**DO THIS**
Copy out the listing below line for line, keeping every character unchanged.

**ITEMS**
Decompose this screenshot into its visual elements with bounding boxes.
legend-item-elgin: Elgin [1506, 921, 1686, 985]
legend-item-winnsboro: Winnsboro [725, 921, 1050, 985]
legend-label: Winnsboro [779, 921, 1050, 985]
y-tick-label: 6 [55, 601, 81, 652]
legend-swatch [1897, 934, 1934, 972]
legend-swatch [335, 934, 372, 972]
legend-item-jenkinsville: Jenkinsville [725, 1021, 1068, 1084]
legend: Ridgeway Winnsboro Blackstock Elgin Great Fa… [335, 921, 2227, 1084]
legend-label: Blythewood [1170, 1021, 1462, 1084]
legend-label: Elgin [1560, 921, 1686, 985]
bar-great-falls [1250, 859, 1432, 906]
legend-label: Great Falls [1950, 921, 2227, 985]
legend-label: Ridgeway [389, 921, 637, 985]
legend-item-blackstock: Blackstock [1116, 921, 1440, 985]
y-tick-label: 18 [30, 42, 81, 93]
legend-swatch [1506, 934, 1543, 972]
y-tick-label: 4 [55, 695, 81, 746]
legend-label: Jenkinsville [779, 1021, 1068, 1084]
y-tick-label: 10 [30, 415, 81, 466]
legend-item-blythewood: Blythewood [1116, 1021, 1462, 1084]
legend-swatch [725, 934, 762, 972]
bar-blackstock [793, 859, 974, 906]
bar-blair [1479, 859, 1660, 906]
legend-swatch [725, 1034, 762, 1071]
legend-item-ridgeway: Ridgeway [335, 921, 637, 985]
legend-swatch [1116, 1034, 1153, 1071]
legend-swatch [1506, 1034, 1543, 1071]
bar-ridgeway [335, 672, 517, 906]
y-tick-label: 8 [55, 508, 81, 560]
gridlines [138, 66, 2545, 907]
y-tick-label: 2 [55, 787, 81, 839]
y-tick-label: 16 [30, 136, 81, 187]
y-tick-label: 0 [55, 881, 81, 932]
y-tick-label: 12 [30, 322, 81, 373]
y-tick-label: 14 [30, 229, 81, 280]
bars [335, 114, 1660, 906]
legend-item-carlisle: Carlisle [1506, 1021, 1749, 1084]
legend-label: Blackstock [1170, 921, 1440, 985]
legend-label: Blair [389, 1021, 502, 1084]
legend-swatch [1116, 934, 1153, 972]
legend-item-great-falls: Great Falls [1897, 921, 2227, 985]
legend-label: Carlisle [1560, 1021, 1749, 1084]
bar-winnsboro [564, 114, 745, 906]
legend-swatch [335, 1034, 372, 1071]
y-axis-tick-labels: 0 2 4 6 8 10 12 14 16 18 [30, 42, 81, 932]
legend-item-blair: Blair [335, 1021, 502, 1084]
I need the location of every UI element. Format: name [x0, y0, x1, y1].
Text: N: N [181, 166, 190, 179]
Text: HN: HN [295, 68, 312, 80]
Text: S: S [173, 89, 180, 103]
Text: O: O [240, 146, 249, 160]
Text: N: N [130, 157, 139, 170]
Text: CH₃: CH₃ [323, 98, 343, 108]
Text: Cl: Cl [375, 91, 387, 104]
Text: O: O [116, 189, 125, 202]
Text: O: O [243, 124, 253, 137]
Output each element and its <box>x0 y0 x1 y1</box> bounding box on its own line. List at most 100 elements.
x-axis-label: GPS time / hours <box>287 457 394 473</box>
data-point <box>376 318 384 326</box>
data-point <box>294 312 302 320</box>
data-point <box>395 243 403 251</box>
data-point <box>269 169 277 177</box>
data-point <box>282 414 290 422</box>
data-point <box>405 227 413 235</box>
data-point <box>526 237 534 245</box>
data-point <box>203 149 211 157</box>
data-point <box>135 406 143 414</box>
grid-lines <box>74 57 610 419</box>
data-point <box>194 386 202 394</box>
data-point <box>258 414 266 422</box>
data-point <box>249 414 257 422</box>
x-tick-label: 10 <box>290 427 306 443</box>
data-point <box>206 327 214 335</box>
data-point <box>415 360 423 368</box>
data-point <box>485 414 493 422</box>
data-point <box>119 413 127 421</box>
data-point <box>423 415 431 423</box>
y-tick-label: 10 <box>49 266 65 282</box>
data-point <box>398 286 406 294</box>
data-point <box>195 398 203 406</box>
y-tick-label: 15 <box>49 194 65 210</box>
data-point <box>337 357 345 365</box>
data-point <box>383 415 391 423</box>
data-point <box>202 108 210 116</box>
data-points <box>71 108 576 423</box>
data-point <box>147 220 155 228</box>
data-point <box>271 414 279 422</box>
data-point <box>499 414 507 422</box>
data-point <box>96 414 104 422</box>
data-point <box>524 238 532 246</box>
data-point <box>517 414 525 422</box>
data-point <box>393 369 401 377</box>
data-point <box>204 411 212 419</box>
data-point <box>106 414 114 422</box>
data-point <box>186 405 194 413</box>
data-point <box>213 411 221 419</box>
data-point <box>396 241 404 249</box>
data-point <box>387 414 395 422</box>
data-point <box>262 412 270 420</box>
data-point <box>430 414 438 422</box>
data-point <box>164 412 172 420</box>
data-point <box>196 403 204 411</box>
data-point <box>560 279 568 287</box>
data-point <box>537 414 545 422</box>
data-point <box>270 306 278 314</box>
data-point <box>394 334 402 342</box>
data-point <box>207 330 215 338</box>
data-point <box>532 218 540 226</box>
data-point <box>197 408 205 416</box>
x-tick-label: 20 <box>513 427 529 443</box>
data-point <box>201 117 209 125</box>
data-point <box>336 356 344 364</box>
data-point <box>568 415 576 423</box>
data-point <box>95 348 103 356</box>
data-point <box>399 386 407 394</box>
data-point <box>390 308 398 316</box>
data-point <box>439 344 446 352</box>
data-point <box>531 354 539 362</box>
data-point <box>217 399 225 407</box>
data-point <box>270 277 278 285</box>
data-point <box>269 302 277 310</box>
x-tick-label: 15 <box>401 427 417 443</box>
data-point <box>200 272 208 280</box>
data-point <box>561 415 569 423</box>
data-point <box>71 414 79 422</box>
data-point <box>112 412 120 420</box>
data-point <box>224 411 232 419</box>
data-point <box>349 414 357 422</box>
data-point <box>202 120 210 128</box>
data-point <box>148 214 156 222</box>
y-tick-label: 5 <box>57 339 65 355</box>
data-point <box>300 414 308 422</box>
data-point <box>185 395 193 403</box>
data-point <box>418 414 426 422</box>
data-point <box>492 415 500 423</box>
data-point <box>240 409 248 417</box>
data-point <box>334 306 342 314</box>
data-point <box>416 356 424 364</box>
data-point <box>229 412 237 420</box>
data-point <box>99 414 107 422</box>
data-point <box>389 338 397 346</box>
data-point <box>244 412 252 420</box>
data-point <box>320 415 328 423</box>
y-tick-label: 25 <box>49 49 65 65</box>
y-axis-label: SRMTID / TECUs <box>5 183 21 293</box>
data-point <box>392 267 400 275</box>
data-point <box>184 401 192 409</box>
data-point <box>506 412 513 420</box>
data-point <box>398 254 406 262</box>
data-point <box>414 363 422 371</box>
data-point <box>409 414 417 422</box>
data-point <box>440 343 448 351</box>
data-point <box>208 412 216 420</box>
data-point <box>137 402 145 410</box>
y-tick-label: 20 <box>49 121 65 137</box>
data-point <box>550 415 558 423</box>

**FINISHED ANSWER**
Decompose this screenshot into its visual elements with bounding boxes.
legend-item-elgin: Elgin [1506, 921, 1686, 985]
legend-item-winnsboro: Winnsboro [725, 921, 1050, 985]
legend-label: Winnsboro [779, 921, 1050, 985]
y-tick-label: 6 [55, 601, 81, 652]
legend-swatch [1897, 934, 1934, 972]
legend-swatch [335, 934, 372, 972]
legend-item-jenkinsville: Jenkinsville [725, 1021, 1068, 1084]
legend: Ridgeway Winnsboro Blackstock Elgin Great Fa… [335, 921, 2227, 1084]
legend-label: Blythewood [1170, 1021, 1462, 1084]
legend-label: Elgin [1560, 921, 1686, 985]
bar-great-falls [1250, 859, 1432, 906]
legend-label: Great Falls [1950, 921, 2227, 985]
legend-label: Ridgeway [389, 921, 637, 985]
legend-item-blackstock: Blackstock [1116, 921, 1440, 985]
y-tick-label: 18 [30, 42, 81, 93]
legend-swatch [1506, 934, 1543, 972]
y-tick-label: 4 [55, 695, 81, 746]
legend-label: Jenkinsville [779, 1021, 1068, 1084]
y-tick-label: 10 [30, 415, 81, 466]
legend-item-blythewood: Blythewood [1116, 1021, 1462, 1084]
legend-swatch [725, 934, 762, 972]
bar-blackstock [793, 859, 974, 906]
bar-blair [1479, 859, 1660, 906]
legend-swatch [725, 1034, 762, 1071]
legend-item-ridgeway: Ridgeway [335, 921, 637, 985]
legend-swatch [1116, 1034, 1153, 1071]
legend-swatch [1506, 1034, 1543, 1071]
bar-ridgeway [335, 672, 517, 906]
y-tick-label: 8 [55, 508, 81, 560]
gridlines [138, 66, 2545, 907]
y-tick-label: 2 [55, 787, 81, 839]
y-tick-label: 16 [30, 136, 81, 187]
y-tick-label: 0 [55, 881, 81, 932]
y-tick-label: 12 [30, 322, 81, 373]
y-tick-label: 14 [30, 229, 81, 280]
bars [335, 114, 1660, 906]
legend-item-carlisle: Carlisle [1506, 1021, 1749, 1084]
legend-label: Blackstock [1170, 921, 1440, 985]
legend-label: Blair [389, 1021, 502, 1084]
legend-swatch [1116, 934, 1153, 972]
legend-item-great-falls: Great Falls [1897, 921, 2227, 985]
legend-label: Carlisle [1560, 1021, 1749, 1084]
bar-winnsboro [564, 114, 745, 906]
legend-swatch [335, 1034, 372, 1071]
y-axis-tick-labels: 0 2 4 6 8 10 12 14 16 18 [30, 42, 81, 932]
legend-item-blair: Blair [335, 1021, 502, 1084]
I need the location of every UI element. Format: name [x0, y0, x1, y1].
Text: N: N [181, 166, 190, 179]
Text: HN: HN [295, 68, 312, 80]
Text: S: S [173, 89, 180, 103]
Text: O: O [240, 146, 249, 160]
Text: N: N [130, 157, 139, 170]
Text: CH₃: CH₃ [323, 98, 343, 108]
Text: Cl: Cl [375, 91, 387, 104]
Text: O: O [116, 189, 125, 202]
Text: O: O [243, 124, 253, 137]
Output each element and its <box>x0 y0 x1 y1</box> bounding box on its own line. List at most 100 elements.
x-axis-label: GPS time / hours <box>287 457 394 473</box>
data-point <box>376 318 384 326</box>
data-point <box>294 312 302 320</box>
data-point <box>395 243 403 251</box>
data-point <box>269 169 277 177</box>
data-point <box>282 414 290 422</box>
data-point <box>405 227 413 235</box>
data-point <box>526 237 534 245</box>
data-point <box>203 149 211 157</box>
data-point <box>135 406 143 414</box>
grid-lines <box>74 57 610 419</box>
data-point <box>194 386 202 394</box>
data-point <box>258 414 266 422</box>
data-point <box>249 414 257 422</box>
x-tick-label: 10 <box>290 427 306 443</box>
data-point <box>206 327 214 335</box>
data-point <box>415 360 423 368</box>
data-point <box>485 414 493 422</box>
data-point <box>119 413 127 421</box>
data-point <box>423 415 431 423</box>
y-tick-label: 10 <box>49 266 65 282</box>
data-point <box>398 286 406 294</box>
data-point <box>195 398 203 406</box>
y-tick-label: 15 <box>49 194 65 210</box>
data-point <box>337 357 345 365</box>
data-point <box>383 415 391 423</box>
data-point <box>202 108 210 116</box>
data-points <box>71 108 576 423</box>
data-point <box>147 220 155 228</box>
data-point <box>271 414 279 422</box>
data-point <box>499 414 507 422</box>
data-point <box>96 414 104 422</box>
data-point <box>524 238 532 246</box>
data-point <box>517 414 525 422</box>
data-point <box>393 369 401 377</box>
data-point <box>204 411 212 419</box>
data-point <box>106 414 114 422</box>
data-point <box>186 405 194 413</box>
data-point <box>213 411 221 419</box>
data-point <box>396 241 404 249</box>
data-point <box>387 414 395 422</box>
data-point <box>262 412 270 420</box>
data-point <box>430 414 438 422</box>
data-point <box>164 412 172 420</box>
data-point <box>196 403 204 411</box>
data-point <box>560 279 568 287</box>
data-point <box>537 414 545 422</box>
data-point <box>270 306 278 314</box>
data-point <box>394 334 402 342</box>
data-point <box>207 330 215 338</box>
data-point <box>532 218 540 226</box>
data-point <box>197 408 205 416</box>
x-tick-label: 20 <box>513 427 529 443</box>
data-point <box>201 117 209 125</box>
data-point <box>336 356 344 364</box>
data-point <box>568 415 576 423</box>
data-point <box>95 348 103 356</box>
data-point <box>399 386 407 394</box>
data-point <box>390 308 398 316</box>
data-point <box>439 344 446 352</box>
data-point <box>531 354 539 362</box>
data-point <box>217 399 225 407</box>
data-point <box>270 277 278 285</box>
data-point <box>269 302 277 310</box>
x-tick-label: 15 <box>401 427 417 443</box>
data-point <box>200 272 208 280</box>
data-point <box>561 415 569 423</box>
data-point <box>71 414 79 422</box>
data-point <box>112 412 120 420</box>
data-point <box>224 411 232 419</box>
data-point <box>349 414 357 422</box>
data-point <box>202 120 210 128</box>
data-point <box>148 214 156 222</box>
y-tick-label: 5 <box>57 339 65 355</box>
data-point <box>300 414 308 422</box>
data-point <box>185 395 193 403</box>
data-point <box>418 414 426 422</box>
data-point <box>492 415 500 423</box>
data-point <box>240 409 248 417</box>
data-point <box>334 306 342 314</box>
data-point <box>416 356 424 364</box>
data-point <box>229 412 237 420</box>
data-point <box>99 414 107 422</box>
data-point <box>389 338 397 346</box>
data-point <box>244 412 252 420</box>
data-point <box>320 415 328 423</box>
y-tick-label: 25 <box>49 49 65 65</box>
y-axis-label: SRMTID / TECUs <box>5 183 21 293</box>
data-point <box>392 267 400 275</box>
data-point <box>184 401 192 409</box>
data-point <box>506 412 513 420</box>
data-point <box>398 254 406 262</box>
data-point <box>414 363 422 371</box>
data-point <box>409 414 417 422</box>
data-point <box>440 343 448 351</box>
data-point <box>208 412 216 420</box>
data-point <box>137 402 145 410</box>
y-tick-label: 20 <box>49 121 65 137</box>
data-point <box>550 415 558 423</box>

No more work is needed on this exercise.